**Exercise directions:**
Return only the number of lines that hold "اجتماعی".
• • • • • • •
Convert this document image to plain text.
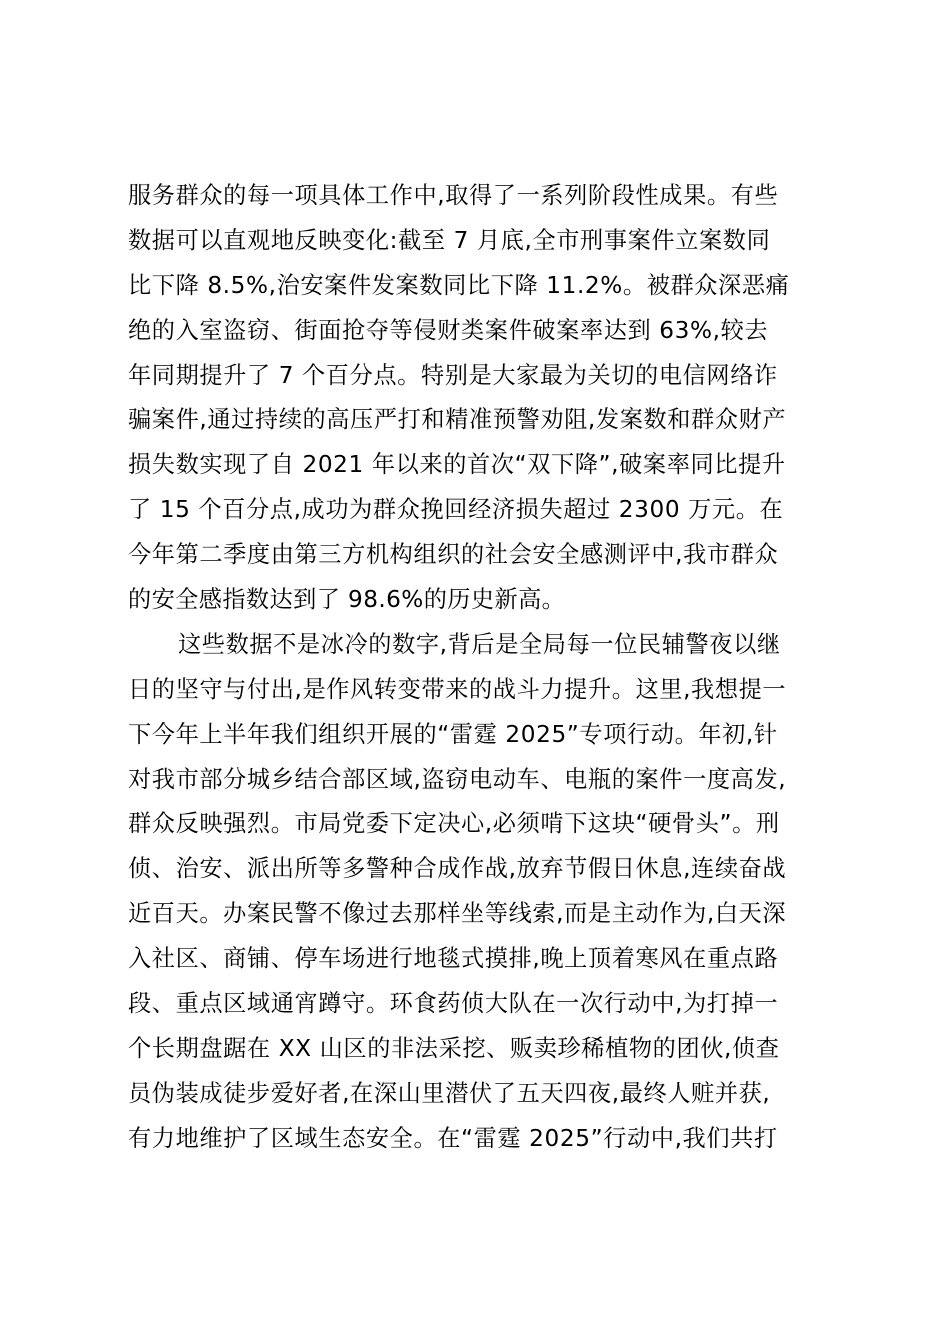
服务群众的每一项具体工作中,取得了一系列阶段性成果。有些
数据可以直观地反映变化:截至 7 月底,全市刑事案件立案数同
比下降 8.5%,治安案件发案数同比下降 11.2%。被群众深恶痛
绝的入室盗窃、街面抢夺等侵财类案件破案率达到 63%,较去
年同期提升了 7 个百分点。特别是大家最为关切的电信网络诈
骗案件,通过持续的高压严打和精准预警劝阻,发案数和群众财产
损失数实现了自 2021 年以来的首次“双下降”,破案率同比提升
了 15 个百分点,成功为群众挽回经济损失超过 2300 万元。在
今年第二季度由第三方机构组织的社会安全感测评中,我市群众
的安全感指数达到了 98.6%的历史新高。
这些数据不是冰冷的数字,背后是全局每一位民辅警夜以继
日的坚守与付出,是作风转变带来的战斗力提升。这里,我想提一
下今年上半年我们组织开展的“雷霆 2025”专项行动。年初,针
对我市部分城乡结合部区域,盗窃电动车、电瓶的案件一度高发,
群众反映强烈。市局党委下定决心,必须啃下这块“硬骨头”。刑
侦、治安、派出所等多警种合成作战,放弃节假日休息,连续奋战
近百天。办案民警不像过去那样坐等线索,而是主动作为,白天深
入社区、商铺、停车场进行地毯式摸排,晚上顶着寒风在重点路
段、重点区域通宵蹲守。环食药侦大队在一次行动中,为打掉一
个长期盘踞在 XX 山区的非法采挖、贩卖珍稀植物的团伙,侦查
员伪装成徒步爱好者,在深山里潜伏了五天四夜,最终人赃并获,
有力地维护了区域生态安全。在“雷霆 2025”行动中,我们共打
• • • • • • •
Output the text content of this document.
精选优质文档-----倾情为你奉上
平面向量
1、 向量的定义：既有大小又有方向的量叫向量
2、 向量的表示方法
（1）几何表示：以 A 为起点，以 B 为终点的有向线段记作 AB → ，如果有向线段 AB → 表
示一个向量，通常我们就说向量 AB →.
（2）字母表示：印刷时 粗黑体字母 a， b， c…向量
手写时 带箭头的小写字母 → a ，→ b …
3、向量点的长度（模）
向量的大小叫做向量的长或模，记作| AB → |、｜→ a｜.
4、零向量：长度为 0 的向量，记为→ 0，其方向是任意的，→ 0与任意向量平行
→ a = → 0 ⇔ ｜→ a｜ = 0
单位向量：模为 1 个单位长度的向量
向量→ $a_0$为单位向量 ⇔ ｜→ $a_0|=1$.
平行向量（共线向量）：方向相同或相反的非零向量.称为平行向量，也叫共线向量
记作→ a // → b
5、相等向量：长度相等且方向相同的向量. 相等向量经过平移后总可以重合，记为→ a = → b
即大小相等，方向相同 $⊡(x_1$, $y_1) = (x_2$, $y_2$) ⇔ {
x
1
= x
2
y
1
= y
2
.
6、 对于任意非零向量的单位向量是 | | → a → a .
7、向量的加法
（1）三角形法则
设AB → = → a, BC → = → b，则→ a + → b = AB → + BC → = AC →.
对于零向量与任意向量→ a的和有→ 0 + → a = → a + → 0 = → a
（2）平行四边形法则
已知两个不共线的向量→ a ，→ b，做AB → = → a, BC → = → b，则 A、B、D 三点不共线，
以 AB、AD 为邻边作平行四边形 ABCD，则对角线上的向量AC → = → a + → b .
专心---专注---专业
• • • • • • •
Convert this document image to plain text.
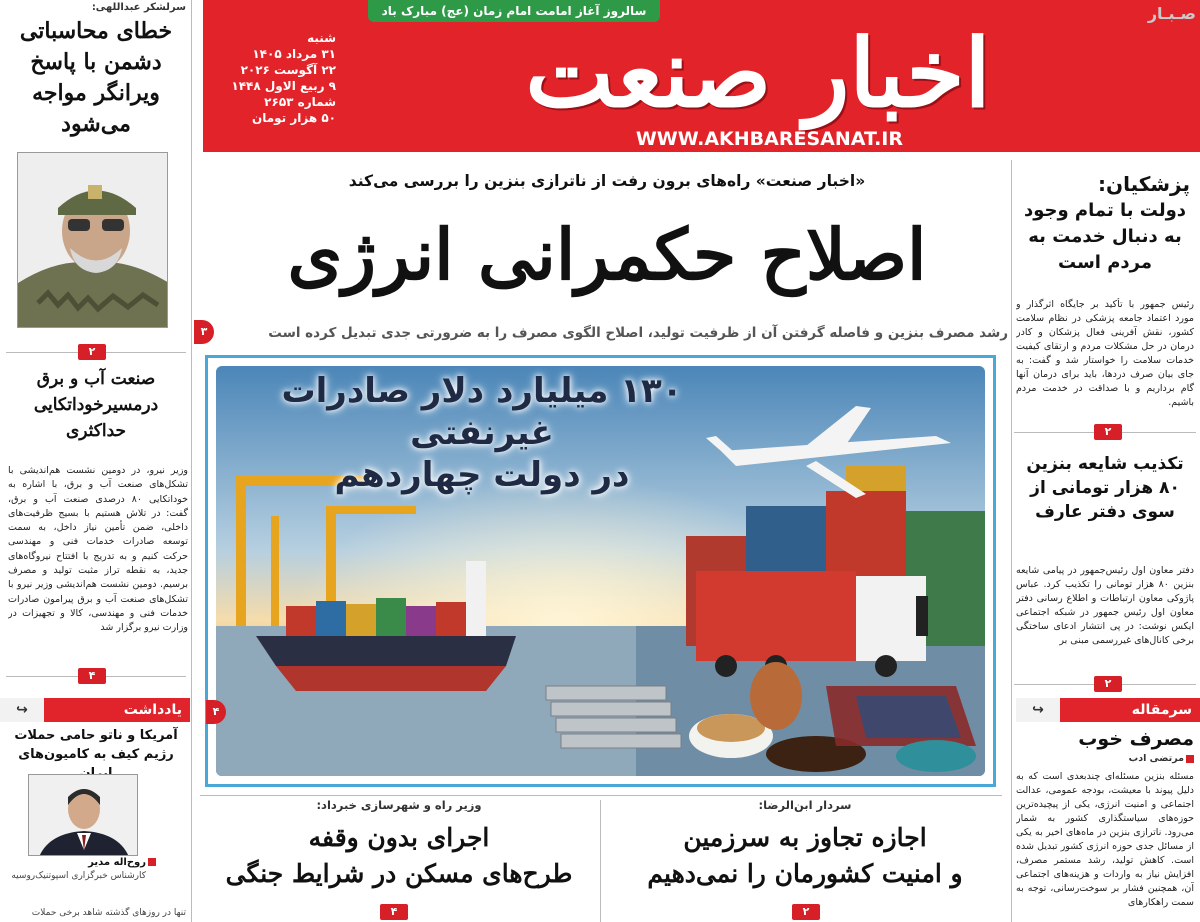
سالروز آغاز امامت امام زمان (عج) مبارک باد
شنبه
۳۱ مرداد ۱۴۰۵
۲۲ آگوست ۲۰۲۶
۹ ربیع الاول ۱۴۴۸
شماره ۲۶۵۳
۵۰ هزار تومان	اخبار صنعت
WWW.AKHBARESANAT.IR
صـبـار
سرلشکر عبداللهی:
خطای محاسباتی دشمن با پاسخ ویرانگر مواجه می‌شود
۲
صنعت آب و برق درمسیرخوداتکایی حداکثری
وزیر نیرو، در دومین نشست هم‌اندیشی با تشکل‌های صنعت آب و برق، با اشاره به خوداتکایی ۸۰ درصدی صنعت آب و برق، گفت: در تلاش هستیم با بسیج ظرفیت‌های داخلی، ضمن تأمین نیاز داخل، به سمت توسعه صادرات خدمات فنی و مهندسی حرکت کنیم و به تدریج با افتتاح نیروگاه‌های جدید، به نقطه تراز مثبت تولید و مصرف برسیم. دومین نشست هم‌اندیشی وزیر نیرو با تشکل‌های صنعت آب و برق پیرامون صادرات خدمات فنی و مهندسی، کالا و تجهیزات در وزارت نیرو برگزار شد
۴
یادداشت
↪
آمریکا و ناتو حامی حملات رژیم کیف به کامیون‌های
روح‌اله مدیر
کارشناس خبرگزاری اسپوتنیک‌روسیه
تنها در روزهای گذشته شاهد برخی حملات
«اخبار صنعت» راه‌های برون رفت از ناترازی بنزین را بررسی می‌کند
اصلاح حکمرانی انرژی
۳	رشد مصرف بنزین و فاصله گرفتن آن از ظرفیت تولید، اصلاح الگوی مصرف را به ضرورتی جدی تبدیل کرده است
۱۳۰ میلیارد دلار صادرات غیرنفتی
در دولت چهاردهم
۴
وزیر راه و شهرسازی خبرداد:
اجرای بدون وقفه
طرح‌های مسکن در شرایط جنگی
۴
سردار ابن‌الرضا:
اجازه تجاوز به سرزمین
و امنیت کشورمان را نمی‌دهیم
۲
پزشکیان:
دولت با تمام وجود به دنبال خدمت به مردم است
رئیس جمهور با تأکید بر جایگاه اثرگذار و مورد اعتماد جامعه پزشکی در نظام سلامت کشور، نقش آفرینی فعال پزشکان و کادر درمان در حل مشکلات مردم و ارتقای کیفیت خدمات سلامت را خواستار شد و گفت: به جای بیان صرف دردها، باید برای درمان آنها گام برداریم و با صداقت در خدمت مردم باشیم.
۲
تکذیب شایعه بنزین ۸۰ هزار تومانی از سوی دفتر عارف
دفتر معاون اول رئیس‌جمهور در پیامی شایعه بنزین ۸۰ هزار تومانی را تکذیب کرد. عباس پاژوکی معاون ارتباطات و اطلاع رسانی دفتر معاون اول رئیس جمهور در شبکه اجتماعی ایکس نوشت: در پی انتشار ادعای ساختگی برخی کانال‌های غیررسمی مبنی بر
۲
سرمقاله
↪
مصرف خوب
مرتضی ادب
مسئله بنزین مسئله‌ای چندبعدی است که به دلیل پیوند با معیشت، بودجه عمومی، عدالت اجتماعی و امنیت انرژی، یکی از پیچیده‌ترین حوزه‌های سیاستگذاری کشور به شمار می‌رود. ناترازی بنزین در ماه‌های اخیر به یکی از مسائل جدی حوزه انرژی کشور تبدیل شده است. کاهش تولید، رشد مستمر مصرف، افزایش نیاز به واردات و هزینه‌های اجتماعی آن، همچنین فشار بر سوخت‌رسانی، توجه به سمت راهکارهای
• • • • • • •
**Task answer:**
2